### Exercise prompt:
The listing must be reproduced in full, exactly as it stands.

### Extracts from a graphics dataset:
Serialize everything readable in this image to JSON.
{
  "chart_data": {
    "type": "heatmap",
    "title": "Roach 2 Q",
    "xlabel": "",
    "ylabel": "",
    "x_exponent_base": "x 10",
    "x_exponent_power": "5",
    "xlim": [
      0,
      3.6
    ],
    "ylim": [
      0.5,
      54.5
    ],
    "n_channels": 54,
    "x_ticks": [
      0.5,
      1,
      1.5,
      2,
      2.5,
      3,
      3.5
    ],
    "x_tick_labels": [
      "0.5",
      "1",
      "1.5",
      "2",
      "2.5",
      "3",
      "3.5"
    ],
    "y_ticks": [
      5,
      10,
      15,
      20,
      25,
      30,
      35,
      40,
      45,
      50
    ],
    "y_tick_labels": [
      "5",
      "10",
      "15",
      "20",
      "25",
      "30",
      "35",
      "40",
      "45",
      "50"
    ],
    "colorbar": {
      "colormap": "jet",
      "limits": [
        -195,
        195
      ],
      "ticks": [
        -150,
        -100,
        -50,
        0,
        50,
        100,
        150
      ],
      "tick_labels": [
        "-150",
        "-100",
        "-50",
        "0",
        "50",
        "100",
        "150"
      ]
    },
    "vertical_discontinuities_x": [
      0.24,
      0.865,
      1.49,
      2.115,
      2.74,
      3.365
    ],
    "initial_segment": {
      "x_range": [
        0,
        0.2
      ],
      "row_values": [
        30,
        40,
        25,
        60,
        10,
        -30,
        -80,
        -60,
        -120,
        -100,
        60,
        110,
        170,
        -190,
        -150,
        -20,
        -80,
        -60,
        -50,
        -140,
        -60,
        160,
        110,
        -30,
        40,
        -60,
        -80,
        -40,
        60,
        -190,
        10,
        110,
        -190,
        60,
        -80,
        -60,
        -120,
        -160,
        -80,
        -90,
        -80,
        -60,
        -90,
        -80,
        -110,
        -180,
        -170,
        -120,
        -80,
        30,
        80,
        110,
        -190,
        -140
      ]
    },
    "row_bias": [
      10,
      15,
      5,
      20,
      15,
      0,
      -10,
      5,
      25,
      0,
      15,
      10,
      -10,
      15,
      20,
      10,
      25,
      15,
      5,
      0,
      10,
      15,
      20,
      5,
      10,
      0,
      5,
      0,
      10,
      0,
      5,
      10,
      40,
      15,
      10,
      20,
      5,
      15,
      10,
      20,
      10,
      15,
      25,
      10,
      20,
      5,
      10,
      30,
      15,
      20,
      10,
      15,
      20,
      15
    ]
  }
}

### Correct answer:
Serialize everything readable in this image to JSON.
{
  "chart_data": {
    "type": "heatmap",
    "title": "Roach 2 Q",
    "xlabel": "",
    "ylabel": "",
    "x_exponent_base": "x 10",
    "x_exponent_power": "5",
    "xlim": [
      0,
      3.6
    ],
    "ylim": [
      0.5,
      54.5
    ],
    "n_channels": 54,
    "x_ticks": [
      0.5,
      1,
      1.5,
      2,
      2.5,
      3,
      3.5
    ],
    "x_tick_labels": [
      "0.5",
      "1",
      "1.5",
      "2",
      "2.5",
      "3",
      "3.5"
    ],
    "y_ticks": [
      5,
      10,
      15,
      20,
      25,
      30,
      35,
      40,
      45,
      50
    ],
    "y_tick_labels": [
      "5",
      "10",
      "15",
      "20",
      "25",
      "30",
      "35",
      "40",
      "45",
      "50"
    ],
    "colorbar": {
      "colormap": "jet",
      "limits": [
        -195,
        195
      ],
      "ticks": [
        -150,
        -100,
        -50,
        0,
        50,
        100,
        150
      ],
      "tick_labels": [
        "-150",
        "-100",
        "-50",
        "0",
        "50",
        "100",
        "150"
      ]
    },
    "vertical_discontinuities_x": [
      0.24,
      0.865,
      1.49,
      2.115,
      2.74,
      3.365
    ],
    "initial_segment": {
      "x_range": [
        0,
        0.2
      ],
      "row_values": [
        30,
        40,
        25,
        60,
        10,
        -30,
        -80,
        -60,
        -120,
        -100,
        60,
        110,
        170,
        -190,
        -150,
        -20,
        -80,
        -60,
        -50,
        -140,
        -60,
        160,
        110,
        -30,
        40,
        -60,
        -80,
        -40,
        60,
        -190,
        10,
        110,
        -190,
        60,
        -80,
        -60,
        -120,
        -160,
        -80,
        -90,
        -80,
        -60,
        -90,
        -80,
        -110,
        -180,
        -170,
        -120,
        -80,
        30,
        80,
        110,
        -190,
        -140
      ]
    },
    "row_bias": [
      10,
      15,
      5,
      20,
      15,
      0,
      -10,
      5,
      25,
      0,
      15,
      10,
      -10,
      15,
      20,
      10,
      25,
      15,
      5,
      0,
      10,
      15,
      20,
      5,
      10,
      0,
      5,
      0,
      10,
      0,
      5,
      10,
      40,
      15,
      10,
      20,
      5,
      15,
      10,
      20,
      10,
      15,
      25,
      10,
      20,
      5,
      10,
      30,
      15,
      20,
      10,
      15,
      20,
      15
    ]
  }
}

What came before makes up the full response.